Dataset records:
☆ ☆ ☆ ☆ ☆

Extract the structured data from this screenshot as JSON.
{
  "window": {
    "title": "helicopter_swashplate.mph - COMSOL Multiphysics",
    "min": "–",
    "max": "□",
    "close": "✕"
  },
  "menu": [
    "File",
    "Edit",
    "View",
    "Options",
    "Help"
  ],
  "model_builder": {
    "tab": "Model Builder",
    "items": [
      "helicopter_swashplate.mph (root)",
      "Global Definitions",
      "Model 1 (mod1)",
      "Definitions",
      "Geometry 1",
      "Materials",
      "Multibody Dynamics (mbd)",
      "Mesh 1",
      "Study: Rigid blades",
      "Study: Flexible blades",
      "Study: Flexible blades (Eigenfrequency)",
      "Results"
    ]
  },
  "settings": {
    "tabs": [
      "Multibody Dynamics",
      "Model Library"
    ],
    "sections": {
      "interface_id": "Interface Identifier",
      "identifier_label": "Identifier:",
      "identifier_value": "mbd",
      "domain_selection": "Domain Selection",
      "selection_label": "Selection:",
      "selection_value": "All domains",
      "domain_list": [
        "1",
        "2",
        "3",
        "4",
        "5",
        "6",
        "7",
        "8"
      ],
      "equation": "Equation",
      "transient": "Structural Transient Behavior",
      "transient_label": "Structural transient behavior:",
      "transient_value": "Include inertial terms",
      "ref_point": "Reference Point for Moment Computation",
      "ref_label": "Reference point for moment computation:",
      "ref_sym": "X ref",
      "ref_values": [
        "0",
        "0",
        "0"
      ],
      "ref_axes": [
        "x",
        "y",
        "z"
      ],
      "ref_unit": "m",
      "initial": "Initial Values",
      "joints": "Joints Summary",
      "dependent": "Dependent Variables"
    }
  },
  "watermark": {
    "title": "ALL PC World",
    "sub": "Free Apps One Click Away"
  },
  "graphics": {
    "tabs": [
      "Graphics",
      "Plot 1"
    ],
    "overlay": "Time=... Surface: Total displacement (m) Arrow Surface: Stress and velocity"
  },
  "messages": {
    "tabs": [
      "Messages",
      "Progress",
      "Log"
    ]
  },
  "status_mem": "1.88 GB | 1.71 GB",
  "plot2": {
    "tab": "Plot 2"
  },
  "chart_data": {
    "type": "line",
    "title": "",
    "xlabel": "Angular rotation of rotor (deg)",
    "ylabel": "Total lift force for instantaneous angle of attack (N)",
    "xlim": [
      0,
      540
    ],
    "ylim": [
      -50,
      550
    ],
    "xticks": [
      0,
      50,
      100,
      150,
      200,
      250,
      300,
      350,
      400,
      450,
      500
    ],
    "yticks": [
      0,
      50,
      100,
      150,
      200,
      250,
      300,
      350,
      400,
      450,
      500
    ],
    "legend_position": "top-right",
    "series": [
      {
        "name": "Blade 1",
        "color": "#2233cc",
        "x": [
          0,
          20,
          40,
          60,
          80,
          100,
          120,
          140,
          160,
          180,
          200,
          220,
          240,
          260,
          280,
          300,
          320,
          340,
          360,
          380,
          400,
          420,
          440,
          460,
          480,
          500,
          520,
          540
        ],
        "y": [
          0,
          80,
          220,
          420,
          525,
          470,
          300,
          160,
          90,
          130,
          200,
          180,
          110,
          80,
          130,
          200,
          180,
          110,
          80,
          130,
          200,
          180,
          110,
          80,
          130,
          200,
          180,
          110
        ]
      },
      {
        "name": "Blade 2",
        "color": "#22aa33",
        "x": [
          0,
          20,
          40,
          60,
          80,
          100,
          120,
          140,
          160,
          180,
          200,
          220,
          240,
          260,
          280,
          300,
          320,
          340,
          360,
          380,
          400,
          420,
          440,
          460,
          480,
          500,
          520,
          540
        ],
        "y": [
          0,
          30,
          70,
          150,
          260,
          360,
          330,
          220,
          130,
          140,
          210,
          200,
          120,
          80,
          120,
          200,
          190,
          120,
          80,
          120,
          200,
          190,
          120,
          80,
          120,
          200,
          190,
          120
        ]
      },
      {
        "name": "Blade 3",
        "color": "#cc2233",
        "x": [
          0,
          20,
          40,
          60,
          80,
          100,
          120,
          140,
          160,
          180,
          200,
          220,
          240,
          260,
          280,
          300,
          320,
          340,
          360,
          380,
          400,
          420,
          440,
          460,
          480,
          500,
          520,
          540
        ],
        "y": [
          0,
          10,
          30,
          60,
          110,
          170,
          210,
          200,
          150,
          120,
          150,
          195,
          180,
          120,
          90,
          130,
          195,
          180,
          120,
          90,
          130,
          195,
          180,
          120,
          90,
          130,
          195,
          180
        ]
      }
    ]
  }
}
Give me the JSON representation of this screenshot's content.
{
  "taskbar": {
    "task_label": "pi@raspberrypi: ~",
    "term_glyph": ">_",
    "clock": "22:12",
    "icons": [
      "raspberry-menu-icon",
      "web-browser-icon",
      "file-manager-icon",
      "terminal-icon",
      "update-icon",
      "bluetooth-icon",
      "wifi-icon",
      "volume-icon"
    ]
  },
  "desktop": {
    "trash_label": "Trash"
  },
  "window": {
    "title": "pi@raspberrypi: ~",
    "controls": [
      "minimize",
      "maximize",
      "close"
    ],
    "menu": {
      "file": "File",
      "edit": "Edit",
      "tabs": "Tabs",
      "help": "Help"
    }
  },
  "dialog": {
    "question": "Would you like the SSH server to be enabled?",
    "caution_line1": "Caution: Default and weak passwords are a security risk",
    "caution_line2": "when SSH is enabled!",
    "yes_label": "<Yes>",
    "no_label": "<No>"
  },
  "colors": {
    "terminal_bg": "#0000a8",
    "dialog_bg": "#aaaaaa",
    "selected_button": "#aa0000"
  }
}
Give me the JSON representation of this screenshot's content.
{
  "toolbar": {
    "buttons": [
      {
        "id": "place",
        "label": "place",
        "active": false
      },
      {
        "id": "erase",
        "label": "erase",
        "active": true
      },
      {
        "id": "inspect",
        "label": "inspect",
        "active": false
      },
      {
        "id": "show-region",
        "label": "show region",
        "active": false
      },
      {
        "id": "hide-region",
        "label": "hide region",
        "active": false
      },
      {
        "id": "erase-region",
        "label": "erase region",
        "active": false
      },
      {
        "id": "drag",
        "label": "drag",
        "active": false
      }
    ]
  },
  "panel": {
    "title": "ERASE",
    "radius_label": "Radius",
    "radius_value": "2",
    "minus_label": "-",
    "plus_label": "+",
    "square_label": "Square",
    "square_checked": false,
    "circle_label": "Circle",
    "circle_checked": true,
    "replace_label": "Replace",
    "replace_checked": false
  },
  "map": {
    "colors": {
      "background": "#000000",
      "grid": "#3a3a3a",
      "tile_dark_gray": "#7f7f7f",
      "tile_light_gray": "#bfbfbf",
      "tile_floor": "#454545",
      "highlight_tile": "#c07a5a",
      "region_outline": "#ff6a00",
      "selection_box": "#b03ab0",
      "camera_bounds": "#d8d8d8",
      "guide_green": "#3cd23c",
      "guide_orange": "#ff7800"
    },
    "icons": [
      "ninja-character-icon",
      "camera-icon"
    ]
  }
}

☆ ☆ ☆ ☆ ☆

Work to do: Your task is to repeat each line of the material exactly.

Reply to the task:
Extract the structured data from this screenshot as JSON.
{
  "window": {
    "title": "helicopter_swashplate.mph - COMSOL Multiphysics",
    "min": "–",
    "max": "□",
    "close": "✕"
  },
  "menu": [
    "File",
    "Edit",
    "View",
    "Options",
    "Help"
  ],
  "model_builder": {
    "tab": "Model Builder",
    "items": [
      "helicopter_swashplate.mph (root)",
      "Global Definitions",
      "Model 1 (mod1)",
      "Definitions",
      "Geometry 1",
      "Materials",
      "Multibody Dynamics (mbd)",
      "Mesh 1",
      "Study: Rigid blades",
      "Study: Flexible blades",
      "Study: Flexible blades (Eigenfrequency)",
      "Results"
    ]
  },
  "settings": {
    "tabs": [
      "Multibody Dynamics",
      "Model Library"
    ],
    "sections": {
      "interface_id": "Interface Identifier",
      "identifier_label": "Identifier:",
      "identifier_value": "mbd",
      "domain_selection": "Domain Selection",
      "selection_label": "Selection:",
      "selection_value": "All domains",
      "domain_list": [
        "1",
        "2",
        "3",
        "4",
        "5",
        "6",
        "7",
        "8"
      ],
      "equation": "Equation",
      "transient": "Structural Transient Behavior",
      "transient_label": "Structural transient behavior:",
      "transient_value": "Include inertial terms",
      "ref_point": "Reference Point for Moment Computation",
      "ref_label": "Reference point for moment computation:",
      "ref_sym": "X ref",
      "ref_values": [
        "0",
        "0",
        "0"
      ],
      "ref_axes": [
        "x",
        "y",
        "z"
      ],
      "ref_unit": "m",
      "initial": "Initial Values",
      "joints": "Joints Summary",
      "dependent": "Dependent Variables"
    }
  },
  "watermark": {
    "title": "ALL PC World",
    "sub": "Free Apps One Click Away"
  },
  "graphics": {
    "tabs": [
      "Graphics",
      "Plot 1"
    ],
    "overlay": "Time=... Surface: Total displacement (m) Arrow Surface: Stress and velocity"
  },
  "messages": {
    "tabs": [
      "Messages",
      "Progress",
      "Log"
    ]
  },
  "status_mem": "1.88 GB | 1.71 GB",
  "plot2": {
    "tab": "Plot 2"
  },
  "chart_data": {
    "type": "line",
    "title": "",
    "xlabel": "Angular rotation of rotor (deg)",
    "ylabel": "Total lift force for instantaneous angle of attack (N)",
    "xlim": [
      0,
      540
    ],
    "ylim": [
      -50,
      550
    ],
    "xticks": [
      0,
      50,
      100,
      150,
      200,
      250,
      300,
      350,
      400,
      450,
      500
    ],
    "yticks": [
      0,
      50,
      100,
      150,
      200,
      250,
      300,
      350,
      400,
      450,
      500
    ],
    "legend_position": "top-right",
    "series": [
      {
        "name": "Blade 1",
        "color": "#2233cc",
        "x": [
          0,
          20,
          40,
          60,
          80,
          100,
          120,
          140,
          160,
          180,
          200,
          220,
          240,
          260,
          280,
          300,
          320,
          340,
          360,
          380,
          400,
          420,
          440,
          460,
          480,
          500,
          520,
          540
        ],
        "y": [
          0,
          80,
          220,
          420,
          525,
          470,
          300,
          160,
          90,
          130,
          200,
          180,
          110,
          80,
          130,
          200,
          180,
          110,
          80,
          130,
          200,
          180,
          110,
          80,
          130,
          200,
          180,
          110
        ]
      },
      {
        "name": "Blade 2",
        "color": "#22aa33",
        "x": [
          0,
          20,
          40,
          60,
          80,
          100,
          120,
          140,
          160,
          180,
          200,
          220,
          240,
          260,
          280,
          300,
          320,
          340,
          360,
          380,
          400,
          420,
          440,
          460,
          480,
          500,
          520,
          540
        ],
        "y": [
          0,
          30,
          70,
          150,
          260,
          360,
          330,
          220,
          130,
          140,
          210,
          200,
          120,
          80,
          120,
          200,
          190,
          120,
          80,
          120,
          200,
          190,
          120,
          80,
          120,
          200,
          190,
          120
        ]
      },
      {
        "name": "Blade 3",
        "color": "#cc2233",
        "x": [
          0,
          20,
          40,
          60,
          80,
          100,
          120,
          140,
          160,
          180,
          200,
          220,
          240,
          260,
          280,
          300,
          320,
          340,
          360,
          380,
          400,
          420,
          440,
          460,
          480,
          500,
          520,
          540
        ],
        "y": [
          0,
          10,
          30,
          60,
          110,
          170,
          210,
          200,
          150,
          120,
          150,
          195,
          180,
          120,
          90,
          130,
          195,
          180,
          120,
          90,
          130,
          195,
          180,
          120,
          90,
          130,
          195,
          180
        ]
      }
    ]
  }
}
Give me the JSON representation of this screenshot's content.
{
  "taskbar": {
    "task_label": "pi@raspberrypi: ~",
    "term_glyph": ">_",
    "clock": "22:12",
    "icons": [
      "raspberry-menu-icon",
      "web-browser-icon",
      "file-manager-icon",
      "terminal-icon",
      "update-icon",
      "bluetooth-icon",
      "wifi-icon",
      "volume-icon"
    ]
  },
  "desktop": {
    "trash_label": "Trash"
  },
  "window": {
    "title": "pi@raspberrypi: ~",
    "controls": [
      "minimize",
      "maximize",
      "close"
    ],
    "menu": {
      "file": "File",
      "edit": "Edit",
      "tabs": "Tabs",
      "help": "Help"
    }
  },
  "dialog": {
    "question": "Would you like the SSH server to be enabled?",
    "caution_line1": "Caution: Default and weak passwords are a security risk",
    "caution_line2": "when SSH is enabled!",
    "yes_label": "<Yes>",
    "no_label": "<No>"
  },
  "colors": {
    "terminal_bg": "#0000a8",
    "dialog_bg": "#aaaaaa",
    "selected_button": "#aa0000"
  }
}
Give me the JSON representation of this screenshot's content.
{
  "toolbar": {
    "buttons": [
      {
        "id": "place",
        "label": "place",
        "active": false
      },
      {
        "id": "erase",
        "label": "erase",
        "active": true
      },
      {
        "id": "inspect",
        "label": "inspect",
        "active": false
      },
      {
        "id": "show-region",
        "label": "show region",
        "active": false
      },
      {
        "id": "hide-region",
        "label": "hide region",
        "active": false
      },
      {
        "id": "erase-region",
        "label": "erase region",
        "active": false
      },
      {
        "id": "drag",
        "label": "drag",
        "active": false
      }
    ]
  },
  "panel": {
    "title": "ERASE",
    "radius_label": "Radius",
    "radius_value": "2",
    "minus_label": "-",
    "plus_label": "+",
    "square_label": "Square",
    "square_checked": false,
    "circle_label": "Circle",
    "circle_checked": true,
    "replace_label": "Replace",
    "replace_checked": false
  },
  "map": {
    "colors": {
      "background": "#000000",
      "grid": "#3a3a3a",
      "tile_dark_gray": "#7f7f7f",
      "tile_light_gray": "#bfbfbf",
      "tile_floor": "#454545",
      "highlight_tile": "#c07a5a",
      "region_outline": "#ff6a00",
      "selection_box": "#b03ab0",
      "camera_bounds": "#d8d8d8",
      "guide_green": "#3cd23c",
      "guide_orange": "#ff7800"
    },
    "icons": [
      "ninja-character-icon",
      "camera-icon"
    ]
  }
}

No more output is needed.